WHAT IS BEING ASKED — Find every line of the listing below where "panel" appears, and copy it.

GIVEN RECORDS —
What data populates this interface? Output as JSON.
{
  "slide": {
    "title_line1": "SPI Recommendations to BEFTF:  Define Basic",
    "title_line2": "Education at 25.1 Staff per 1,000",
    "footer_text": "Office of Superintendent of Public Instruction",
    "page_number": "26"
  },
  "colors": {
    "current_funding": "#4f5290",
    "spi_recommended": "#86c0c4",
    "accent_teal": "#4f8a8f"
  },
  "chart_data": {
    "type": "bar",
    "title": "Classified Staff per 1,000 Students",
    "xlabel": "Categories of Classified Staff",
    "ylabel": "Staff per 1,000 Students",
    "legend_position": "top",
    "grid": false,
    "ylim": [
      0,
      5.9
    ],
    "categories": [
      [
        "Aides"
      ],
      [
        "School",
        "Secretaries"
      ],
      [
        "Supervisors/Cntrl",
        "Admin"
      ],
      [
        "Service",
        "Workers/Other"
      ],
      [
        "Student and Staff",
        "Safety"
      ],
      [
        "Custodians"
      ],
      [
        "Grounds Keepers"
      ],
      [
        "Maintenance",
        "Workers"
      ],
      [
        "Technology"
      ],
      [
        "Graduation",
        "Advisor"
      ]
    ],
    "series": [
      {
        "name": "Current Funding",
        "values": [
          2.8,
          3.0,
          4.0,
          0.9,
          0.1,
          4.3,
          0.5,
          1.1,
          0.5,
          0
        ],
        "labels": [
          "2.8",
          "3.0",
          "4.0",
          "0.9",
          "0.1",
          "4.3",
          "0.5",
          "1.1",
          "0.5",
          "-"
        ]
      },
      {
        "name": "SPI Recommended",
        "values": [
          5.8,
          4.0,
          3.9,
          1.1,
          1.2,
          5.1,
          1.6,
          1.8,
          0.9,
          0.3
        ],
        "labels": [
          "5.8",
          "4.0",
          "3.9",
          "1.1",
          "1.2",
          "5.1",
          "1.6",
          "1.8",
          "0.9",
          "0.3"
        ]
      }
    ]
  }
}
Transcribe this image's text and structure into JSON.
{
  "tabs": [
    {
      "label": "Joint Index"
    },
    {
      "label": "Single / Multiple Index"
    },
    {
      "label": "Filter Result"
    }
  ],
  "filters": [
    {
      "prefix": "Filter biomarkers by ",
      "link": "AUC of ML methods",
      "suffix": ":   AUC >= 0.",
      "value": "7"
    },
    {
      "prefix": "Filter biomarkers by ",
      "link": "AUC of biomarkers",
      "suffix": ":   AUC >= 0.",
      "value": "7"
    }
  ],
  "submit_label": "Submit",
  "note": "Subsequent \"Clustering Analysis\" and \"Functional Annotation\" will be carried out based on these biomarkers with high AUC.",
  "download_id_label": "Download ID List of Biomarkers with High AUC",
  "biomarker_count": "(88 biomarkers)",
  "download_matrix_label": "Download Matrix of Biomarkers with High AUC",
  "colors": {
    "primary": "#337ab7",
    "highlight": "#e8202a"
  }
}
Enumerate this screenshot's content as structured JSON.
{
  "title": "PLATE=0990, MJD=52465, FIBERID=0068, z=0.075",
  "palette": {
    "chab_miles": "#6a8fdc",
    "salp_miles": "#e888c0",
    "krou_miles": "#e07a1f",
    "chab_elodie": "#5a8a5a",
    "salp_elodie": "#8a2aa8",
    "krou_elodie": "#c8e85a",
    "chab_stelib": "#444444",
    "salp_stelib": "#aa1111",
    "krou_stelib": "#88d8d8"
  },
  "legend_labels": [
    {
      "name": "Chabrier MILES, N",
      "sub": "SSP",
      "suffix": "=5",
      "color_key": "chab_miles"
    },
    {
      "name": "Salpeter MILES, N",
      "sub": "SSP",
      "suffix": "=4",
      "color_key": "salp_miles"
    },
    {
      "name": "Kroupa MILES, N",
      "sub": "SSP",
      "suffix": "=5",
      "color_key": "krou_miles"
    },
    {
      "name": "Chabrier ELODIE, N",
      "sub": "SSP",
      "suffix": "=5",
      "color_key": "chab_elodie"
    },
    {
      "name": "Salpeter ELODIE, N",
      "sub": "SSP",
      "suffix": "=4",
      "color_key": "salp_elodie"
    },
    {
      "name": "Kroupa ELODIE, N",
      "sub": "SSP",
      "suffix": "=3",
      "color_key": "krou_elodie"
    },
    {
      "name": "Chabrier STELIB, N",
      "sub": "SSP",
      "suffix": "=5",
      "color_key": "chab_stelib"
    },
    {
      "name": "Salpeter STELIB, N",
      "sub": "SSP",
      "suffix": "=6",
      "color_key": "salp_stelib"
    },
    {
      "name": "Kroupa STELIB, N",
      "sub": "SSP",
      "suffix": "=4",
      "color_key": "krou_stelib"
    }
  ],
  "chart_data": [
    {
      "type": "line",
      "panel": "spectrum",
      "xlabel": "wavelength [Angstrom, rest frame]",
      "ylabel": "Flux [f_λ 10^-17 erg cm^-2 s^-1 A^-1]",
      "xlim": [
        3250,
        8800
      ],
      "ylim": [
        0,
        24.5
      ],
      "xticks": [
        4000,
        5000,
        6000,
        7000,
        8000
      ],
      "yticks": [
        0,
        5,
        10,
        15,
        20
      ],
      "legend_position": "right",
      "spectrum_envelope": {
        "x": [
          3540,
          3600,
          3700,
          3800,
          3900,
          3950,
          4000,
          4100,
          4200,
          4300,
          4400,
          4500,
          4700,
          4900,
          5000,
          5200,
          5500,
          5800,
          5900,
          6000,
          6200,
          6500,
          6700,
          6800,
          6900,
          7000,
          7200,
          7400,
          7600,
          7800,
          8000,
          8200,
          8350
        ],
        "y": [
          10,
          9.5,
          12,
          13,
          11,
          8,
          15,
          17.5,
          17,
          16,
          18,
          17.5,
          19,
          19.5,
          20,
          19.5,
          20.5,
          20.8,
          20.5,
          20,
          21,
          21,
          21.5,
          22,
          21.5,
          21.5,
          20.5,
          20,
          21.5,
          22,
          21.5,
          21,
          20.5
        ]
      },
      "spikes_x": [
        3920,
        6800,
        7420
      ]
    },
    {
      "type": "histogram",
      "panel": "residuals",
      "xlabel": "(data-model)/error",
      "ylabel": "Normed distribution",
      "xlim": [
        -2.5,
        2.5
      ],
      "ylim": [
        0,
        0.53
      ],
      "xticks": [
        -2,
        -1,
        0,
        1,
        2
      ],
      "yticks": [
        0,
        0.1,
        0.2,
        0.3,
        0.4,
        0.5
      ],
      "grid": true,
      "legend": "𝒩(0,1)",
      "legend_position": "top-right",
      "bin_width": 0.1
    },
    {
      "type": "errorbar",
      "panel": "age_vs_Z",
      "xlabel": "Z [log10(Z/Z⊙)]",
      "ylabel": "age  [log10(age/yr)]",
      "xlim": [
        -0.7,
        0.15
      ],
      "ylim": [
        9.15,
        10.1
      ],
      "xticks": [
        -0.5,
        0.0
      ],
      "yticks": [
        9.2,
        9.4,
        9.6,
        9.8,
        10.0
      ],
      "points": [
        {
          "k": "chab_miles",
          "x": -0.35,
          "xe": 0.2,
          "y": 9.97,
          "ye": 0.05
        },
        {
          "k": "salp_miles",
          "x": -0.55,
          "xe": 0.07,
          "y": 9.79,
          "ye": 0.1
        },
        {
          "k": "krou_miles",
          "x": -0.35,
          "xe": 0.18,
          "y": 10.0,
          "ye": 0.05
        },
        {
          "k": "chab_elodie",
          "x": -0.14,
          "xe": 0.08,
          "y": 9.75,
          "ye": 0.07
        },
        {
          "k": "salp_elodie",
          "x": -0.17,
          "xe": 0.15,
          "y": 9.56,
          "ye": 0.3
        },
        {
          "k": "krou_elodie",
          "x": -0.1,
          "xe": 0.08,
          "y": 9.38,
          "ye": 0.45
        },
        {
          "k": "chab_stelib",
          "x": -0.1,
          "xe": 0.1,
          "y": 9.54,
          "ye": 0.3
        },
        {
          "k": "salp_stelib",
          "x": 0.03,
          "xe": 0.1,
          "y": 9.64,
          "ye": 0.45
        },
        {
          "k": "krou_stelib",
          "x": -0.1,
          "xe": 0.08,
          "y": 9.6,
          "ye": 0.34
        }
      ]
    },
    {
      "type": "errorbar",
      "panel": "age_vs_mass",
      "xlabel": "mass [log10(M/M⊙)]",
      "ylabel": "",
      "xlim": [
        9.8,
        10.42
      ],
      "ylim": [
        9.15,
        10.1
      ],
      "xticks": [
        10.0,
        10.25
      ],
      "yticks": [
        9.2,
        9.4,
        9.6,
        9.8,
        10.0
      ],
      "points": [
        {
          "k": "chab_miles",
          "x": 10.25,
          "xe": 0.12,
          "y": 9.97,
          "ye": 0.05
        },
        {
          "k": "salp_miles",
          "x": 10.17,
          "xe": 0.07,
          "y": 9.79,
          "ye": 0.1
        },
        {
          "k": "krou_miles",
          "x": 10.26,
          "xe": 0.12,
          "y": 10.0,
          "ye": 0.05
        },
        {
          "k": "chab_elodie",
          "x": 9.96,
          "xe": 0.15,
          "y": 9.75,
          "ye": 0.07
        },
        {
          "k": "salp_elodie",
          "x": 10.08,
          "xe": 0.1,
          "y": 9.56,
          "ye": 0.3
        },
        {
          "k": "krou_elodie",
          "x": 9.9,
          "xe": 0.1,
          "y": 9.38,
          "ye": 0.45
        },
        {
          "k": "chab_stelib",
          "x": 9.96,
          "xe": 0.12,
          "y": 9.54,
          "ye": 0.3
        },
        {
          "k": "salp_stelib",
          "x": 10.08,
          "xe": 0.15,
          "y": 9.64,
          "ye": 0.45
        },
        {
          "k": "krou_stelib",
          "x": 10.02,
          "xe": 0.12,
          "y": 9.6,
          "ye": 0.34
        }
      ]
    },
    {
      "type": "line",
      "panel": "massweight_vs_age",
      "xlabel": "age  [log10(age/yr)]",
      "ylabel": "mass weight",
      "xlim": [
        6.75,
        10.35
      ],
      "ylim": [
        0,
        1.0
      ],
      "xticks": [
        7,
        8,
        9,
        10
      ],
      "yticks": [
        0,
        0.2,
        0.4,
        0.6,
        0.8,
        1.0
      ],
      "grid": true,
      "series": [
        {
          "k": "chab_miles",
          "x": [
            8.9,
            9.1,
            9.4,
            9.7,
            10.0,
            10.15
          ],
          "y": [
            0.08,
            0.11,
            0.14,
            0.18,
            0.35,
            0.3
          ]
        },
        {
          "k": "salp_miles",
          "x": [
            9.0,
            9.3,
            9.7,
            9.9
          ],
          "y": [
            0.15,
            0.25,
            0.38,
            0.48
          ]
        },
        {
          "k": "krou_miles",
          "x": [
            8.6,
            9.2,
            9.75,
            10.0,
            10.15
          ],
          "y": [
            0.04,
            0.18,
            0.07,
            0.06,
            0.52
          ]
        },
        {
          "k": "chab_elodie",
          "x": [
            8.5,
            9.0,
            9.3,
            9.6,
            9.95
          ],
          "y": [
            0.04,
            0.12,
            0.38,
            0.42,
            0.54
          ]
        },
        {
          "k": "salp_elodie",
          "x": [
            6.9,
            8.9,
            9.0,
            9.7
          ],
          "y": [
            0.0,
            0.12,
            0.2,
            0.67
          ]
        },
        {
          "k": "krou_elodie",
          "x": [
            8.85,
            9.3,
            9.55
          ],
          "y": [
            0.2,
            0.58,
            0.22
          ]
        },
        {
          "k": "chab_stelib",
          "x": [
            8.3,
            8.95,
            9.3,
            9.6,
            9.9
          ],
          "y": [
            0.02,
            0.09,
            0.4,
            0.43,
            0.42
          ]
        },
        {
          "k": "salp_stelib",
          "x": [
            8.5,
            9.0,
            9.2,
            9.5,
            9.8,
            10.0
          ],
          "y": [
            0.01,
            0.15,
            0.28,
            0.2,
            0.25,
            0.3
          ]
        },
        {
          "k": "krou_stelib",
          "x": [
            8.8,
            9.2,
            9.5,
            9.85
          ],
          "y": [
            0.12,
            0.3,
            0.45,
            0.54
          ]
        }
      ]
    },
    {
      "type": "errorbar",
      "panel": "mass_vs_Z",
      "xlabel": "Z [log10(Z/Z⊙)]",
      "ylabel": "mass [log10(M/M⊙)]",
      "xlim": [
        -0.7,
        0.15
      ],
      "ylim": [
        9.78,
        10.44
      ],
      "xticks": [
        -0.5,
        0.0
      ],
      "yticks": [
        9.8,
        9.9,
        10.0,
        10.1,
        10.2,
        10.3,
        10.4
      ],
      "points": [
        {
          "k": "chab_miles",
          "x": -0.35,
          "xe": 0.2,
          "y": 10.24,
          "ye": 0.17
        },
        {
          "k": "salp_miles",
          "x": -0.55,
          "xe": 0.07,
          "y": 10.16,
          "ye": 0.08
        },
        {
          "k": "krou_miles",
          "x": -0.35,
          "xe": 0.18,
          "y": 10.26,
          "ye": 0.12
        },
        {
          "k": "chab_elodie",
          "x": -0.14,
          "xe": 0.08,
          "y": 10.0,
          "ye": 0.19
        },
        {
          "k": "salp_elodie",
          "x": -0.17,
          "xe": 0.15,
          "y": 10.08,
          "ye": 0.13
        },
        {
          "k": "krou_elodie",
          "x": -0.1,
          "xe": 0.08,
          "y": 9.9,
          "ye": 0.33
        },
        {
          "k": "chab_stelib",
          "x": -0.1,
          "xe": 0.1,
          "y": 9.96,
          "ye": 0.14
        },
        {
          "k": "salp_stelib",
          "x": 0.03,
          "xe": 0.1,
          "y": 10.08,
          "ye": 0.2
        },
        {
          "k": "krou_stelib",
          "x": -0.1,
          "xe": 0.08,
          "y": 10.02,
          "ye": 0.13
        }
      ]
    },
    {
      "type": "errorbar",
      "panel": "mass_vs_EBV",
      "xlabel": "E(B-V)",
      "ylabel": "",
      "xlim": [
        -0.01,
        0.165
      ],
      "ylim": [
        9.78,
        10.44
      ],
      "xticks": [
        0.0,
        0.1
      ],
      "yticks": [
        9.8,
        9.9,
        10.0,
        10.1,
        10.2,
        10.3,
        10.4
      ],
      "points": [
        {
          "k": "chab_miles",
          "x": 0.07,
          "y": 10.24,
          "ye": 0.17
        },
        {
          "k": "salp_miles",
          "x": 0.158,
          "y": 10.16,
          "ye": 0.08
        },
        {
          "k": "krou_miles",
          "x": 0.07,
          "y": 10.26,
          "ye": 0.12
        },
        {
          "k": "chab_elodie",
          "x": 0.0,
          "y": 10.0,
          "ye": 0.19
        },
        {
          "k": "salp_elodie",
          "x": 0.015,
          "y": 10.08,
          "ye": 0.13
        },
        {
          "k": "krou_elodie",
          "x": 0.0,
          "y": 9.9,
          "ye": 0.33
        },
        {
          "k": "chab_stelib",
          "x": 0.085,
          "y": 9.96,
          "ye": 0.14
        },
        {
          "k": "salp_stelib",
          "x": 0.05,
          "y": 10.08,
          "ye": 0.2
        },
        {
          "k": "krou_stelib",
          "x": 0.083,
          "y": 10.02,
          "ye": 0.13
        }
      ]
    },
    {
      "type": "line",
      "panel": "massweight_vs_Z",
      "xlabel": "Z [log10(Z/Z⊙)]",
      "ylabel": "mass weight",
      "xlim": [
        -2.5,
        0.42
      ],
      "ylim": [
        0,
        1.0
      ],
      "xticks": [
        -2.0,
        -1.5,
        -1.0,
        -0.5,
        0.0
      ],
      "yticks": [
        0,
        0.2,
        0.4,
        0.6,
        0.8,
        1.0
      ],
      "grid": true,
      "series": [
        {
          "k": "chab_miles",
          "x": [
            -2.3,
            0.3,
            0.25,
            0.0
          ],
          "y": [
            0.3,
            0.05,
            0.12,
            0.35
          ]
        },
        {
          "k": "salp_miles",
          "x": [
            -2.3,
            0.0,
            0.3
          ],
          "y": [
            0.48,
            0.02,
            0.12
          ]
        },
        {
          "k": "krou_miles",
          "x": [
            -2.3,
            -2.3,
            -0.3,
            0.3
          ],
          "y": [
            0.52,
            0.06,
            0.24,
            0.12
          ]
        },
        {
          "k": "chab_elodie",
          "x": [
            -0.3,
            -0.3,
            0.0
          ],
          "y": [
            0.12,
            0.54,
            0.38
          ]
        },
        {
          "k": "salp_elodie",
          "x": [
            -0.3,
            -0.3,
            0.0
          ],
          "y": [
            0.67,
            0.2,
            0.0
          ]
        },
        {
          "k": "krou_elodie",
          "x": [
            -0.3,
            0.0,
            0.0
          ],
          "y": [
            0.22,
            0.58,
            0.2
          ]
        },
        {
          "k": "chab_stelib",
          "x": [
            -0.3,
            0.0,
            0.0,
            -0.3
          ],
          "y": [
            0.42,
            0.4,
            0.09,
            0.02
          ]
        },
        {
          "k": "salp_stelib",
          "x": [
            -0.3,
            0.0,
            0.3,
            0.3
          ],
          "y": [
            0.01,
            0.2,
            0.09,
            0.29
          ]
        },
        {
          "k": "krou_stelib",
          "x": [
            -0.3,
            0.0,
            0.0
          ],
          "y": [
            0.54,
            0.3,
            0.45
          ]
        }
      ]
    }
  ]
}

FULL SOLUTION —
      "panel": "spectrum",
      "panel": "residuals",
      "panel": "age_vs_Z",
      "panel": "age_vs_mass",
      "panel": "massweight_vs_age",
      "panel": "mass_vs_Z",
      "panel": "mass_vs_EBV",
      "panel": "massweight_vs_Z",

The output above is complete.